-- START OF Given passage --

Forward pass through the detector.

Parameters:

Name	Type	Description	Default
`images`	`Tensor`	Input images [B, C, H, W].	required

Returns:

Type	Description
`list[Tensor]`	Tuple of (cls_outputs, reg_outputs, centerness_outputs) per FPN level.
`list[Tensor]`	For YOLOX, centerness_outputs is None.

Source code in src/autotimm/tasks/object_detection.py

def forward(
    self, images: torch.Tensor
) -> tuple[list[torch.Tensor], list[torch.Tensor], list[torch.Tensor] | None]:
    """Forward pass through the detector.

    Args:
        images: Input images [B, C, H, W].

    Returns:
        Tuple of (cls_outputs, reg_outputs, centerness_outputs) per FPN level.
        For YOLOX, centerness_outputs is None.
    """
    features = self.backbone(images)
    fpn_features = self.fpn(features)

    if self.detection_arch == "fcos":
        cls_outputs, reg_outputs, centerness_outputs = self.head(fpn_features)
    elif self.detection_arch == "yolox":
        cls_outputs, reg_outputs = self.head(fpn_features)
        centerness_outputs = None
    else:
        raise ValueError(f"Unknown detection_arch: {self.detection_arch}")

    return cls_outputs, reg_outputs, centerness_outputs

training_step ¶

training_step(batch: dict[str, Any], batch_idx: int) -> torch.Tensor

Source code in src/autotimm/tasks/object_detection.py

def training_step(self, batch: dict[str, Any], batch_idx: int) -> torch.Tensor:
    images = batch["images"]
    target_boxes = batch["boxes"]  # List of [N_i, 4] tensors
    target_labels = batch["labels"]  # List of [N_i] tensors

    # Forward
    cls_outputs, reg_outputs, centerness_outputs = self(images)

    # Compute targets for each FPN level
    device = images.device
    batch_size = images.shape[0]
    img_h, img_w = images.shape[-2:]

    # Compute loss
    total_cls_loss = torch.tensor(0.0, device=device)
    total_reg_loss = torch.tensor(0.0, device=device)
    total_centerness_loss = torch.tensor(0.0, device=device)
    num_pos = 0

    # Prepare centerness outputs for iteration
    if centerness_outputs is None:
        # YOLOX doesn't use centerness
        centerness_iter = [None] * len(cls_outputs)
    else:
        centerness_iter = centerness_outputs

    for level_idx, (cls_out, reg_out, cent_out) in enumerate(
        zip(cls_outputs, reg_outputs, centerness_iter)
    ):
        stride = self.strides[level_idx]
        feat_h, feat_w = cls_out.shape[-2:]

        # Generate grid points for this level
        grid_y, grid_x = torch.meshgrid(
            torch.arange(feat_h, device=device, dtype=torch.float32),
            torch.arange(feat_w, device=device, dtype=torch.float32),
            indexing="ij",
        )
        # Points are at the center of each cell
        points_x = (grid_x + 0.5) * stride
        points_y = (grid_y + 0.5) * stride
        points = torch.stack([points_x, points_y], dim=-1)  # [H, W, 2]

        # Compute targets for this level
        level_cls_targets = []
        level_reg_targets = []
        level_centerness_targets = [] if self.detection_arch == "fcos" else None

        for b in range(batch_size):
            boxes = target_boxes[b]  # [N, 4] in xyxy format
            labels = target_labels[b]  # [N]

            if len(boxes) == 0:
                # No objects - all background
                cls_target = torch.full(
                    (feat_h, feat_w), -1, dtype=torch.long, device=device
                )

-- END OF Given passage --

**Given request:** Continue the object detection training code from the point where it stops.

-- START OF Dataset --

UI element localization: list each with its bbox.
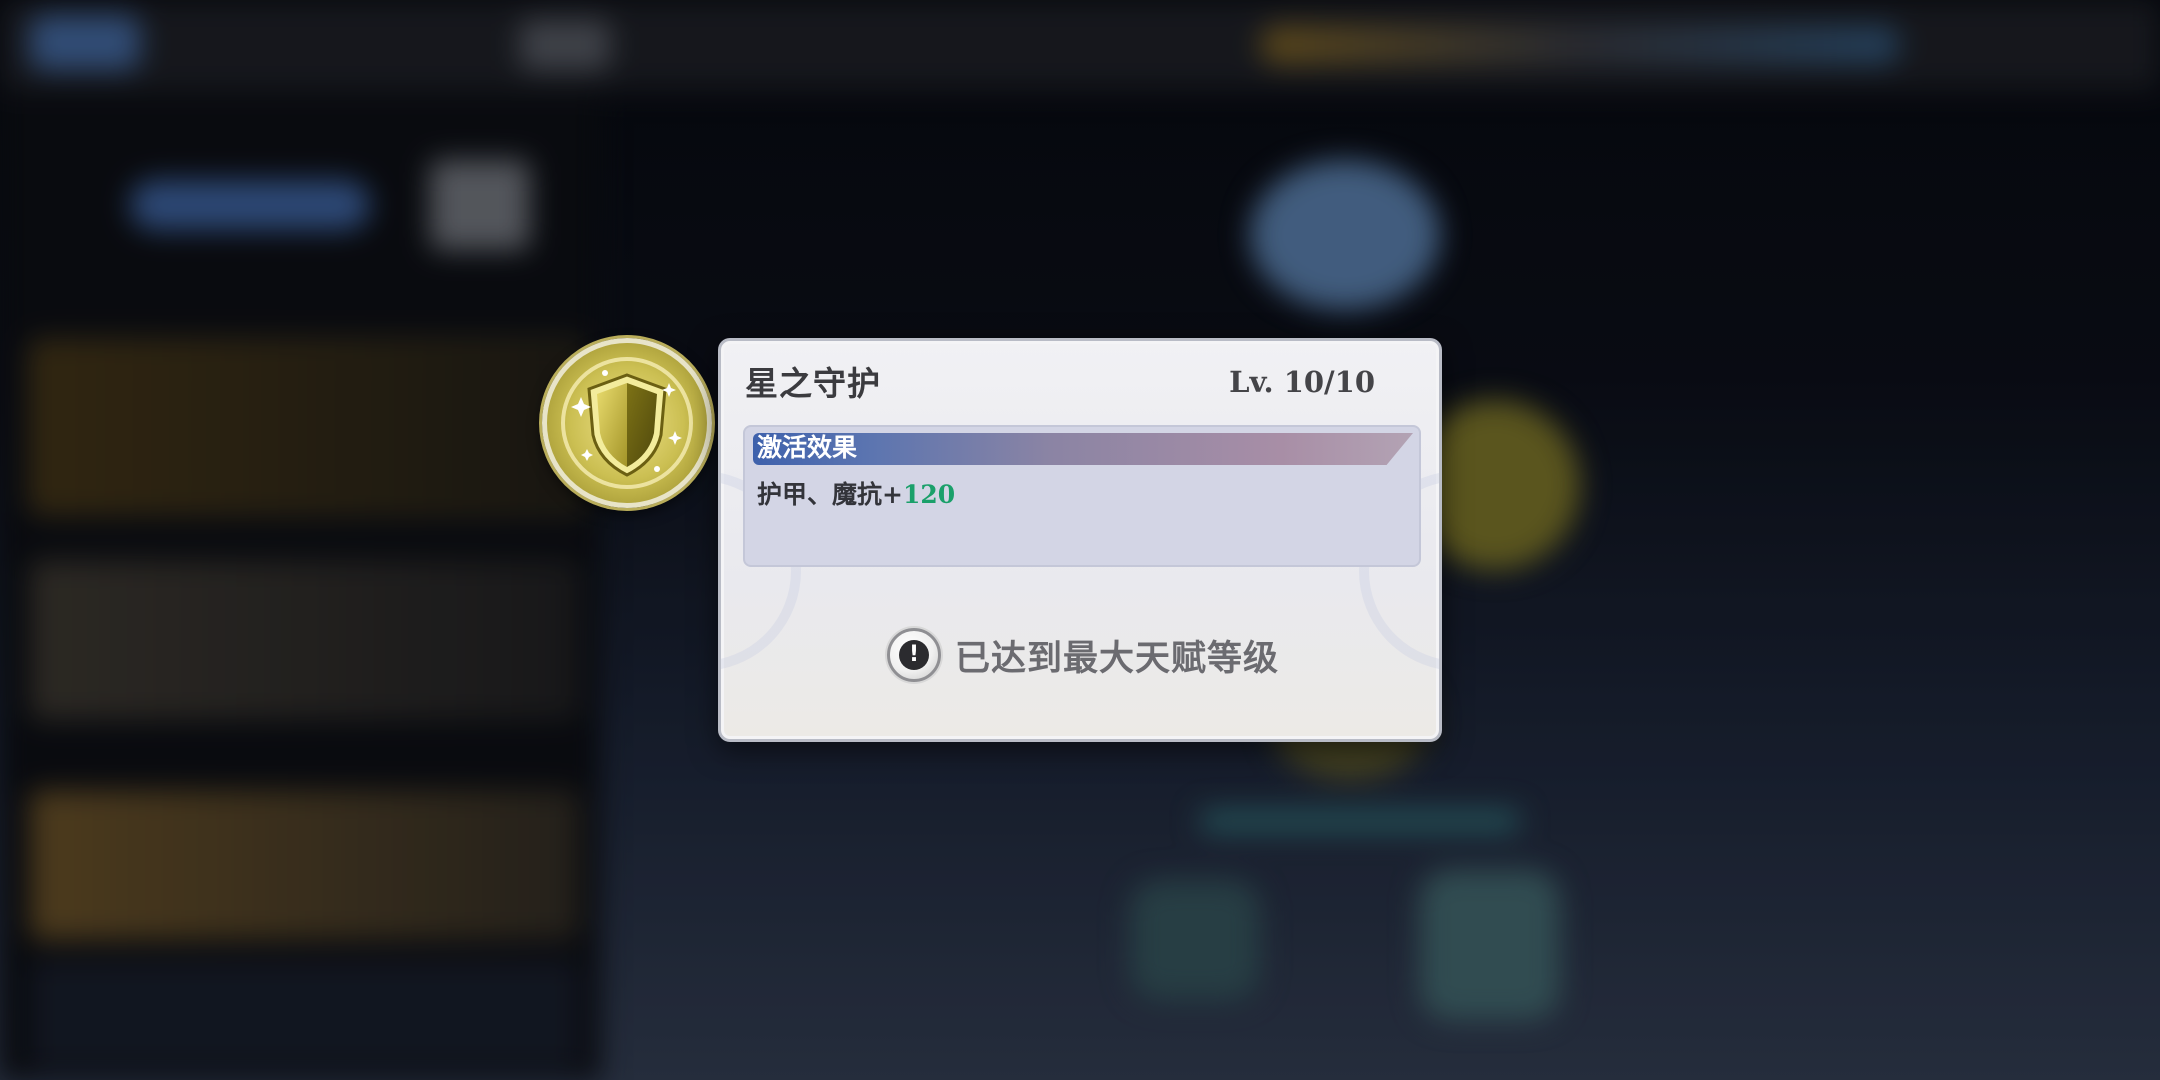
exclamation-glyph: ! — [899, 640, 929, 670]
talent-level: Lv. 10/10 — [1229, 365, 1375, 399]
max-level-notice: ! 已达到最大天赋等级 — [887, 627, 1279, 683]
talent-icon — [542, 338, 712, 508]
effect-panel: 激活效果 护甲、魔抗+120 — [743, 425, 1421, 567]
effect-stat-value: 120 — [902, 480, 956, 509]
talent-detail-dialog: 星之守护 Lv. 10/10 激活效果 护甲、魔抗+120 ! 已达到最大天赋等… — [718, 338, 1442, 742]
shield-sparkle-icon — [561, 357, 693, 489]
talent-name: 星之守护 — [745, 364, 881, 403]
effect-stat-label: 护甲、魔抗+ — [757, 480, 903, 509]
max-level-message: 已达到最大天赋等级 — [955, 637, 1280, 679]
game-screen: 星之守护 Lv. 10/10 激活效果 护甲、魔抗+120 ! 已达到最大天赋等… — [0, 0, 2160, 1080]
effect-header-label: 激活效果 — [757, 433, 858, 462]
exclamation-icon: ! — [887, 628, 941, 682]
effect-description: 护甲、魔抗+120 — [757, 475, 955, 511]
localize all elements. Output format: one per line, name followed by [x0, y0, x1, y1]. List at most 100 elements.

-- END OF Dataset --

**Result of this task:**
                reg_target = torch.zeros(feat_h, feat_w, 4, device=device)
                cent_target = (
                    torch.zeros(feat_h, feat_w, device=device)
                    if self.detection_arch == "fcos"
                    else None
                )
            else:
                cls_target, reg_target, cent_target = (
                    self._compute_targets_per_level(
                        points, boxes, labels, stride, level_idx, (img_h, img_w)
                    )
                )

            level_cls_targets.append(cls_target)
            level_reg_targets.append(reg_target)
            if self.detection_arch == "fcos":
                level_centerness_targets.append(cent_target)

        # Stack batch
        cls_targets = torch.stack(level_cls_targets)  # [B, H, W]
        reg_targets = torch.stack(level_reg_targets)  # [B, H, W, 4]
        cent_targets = (
            torch.stack(level_centerness_targets)
            if self.detection_arch == "fcos"
            else None
        )  # [B, H, W]

        # Compute classification loss (all locations except ignored=-1)
        cls_out_flat = cls_out.permute(0, 2, 3, 1).reshape(-1, self.num_classes)
        cls_targets_flat = cls_targets.reshape(-1)
        valid_mask = cls_targets_flat >= 0

        if valid_mask.any():
            # For focal loss, background class is handled implicitly
            # Positive samples have class labels, negatives have -1 (ignored in loss)
            total_cls_loss = total_cls_loss + self.focal_loss(
                cls_out_flat, cls_targets_flat
            )

        # Compute regression and centerness loss (positive samples only)
        pos_mask = cls_targets >= 0  # [B, H, W]

        if pos_mask.any():
            pos_reg_pred = reg_out.permute(0, 2, 3, 1)[pos_mask]  # [N_pos, 4]
            pos_reg_target = reg_targets[pos_mask]  # [N_pos, 4]

            # IoU-based regression loss
            reg_loss = self._compute_iou_loss(pos_reg_pred, pos_reg_target)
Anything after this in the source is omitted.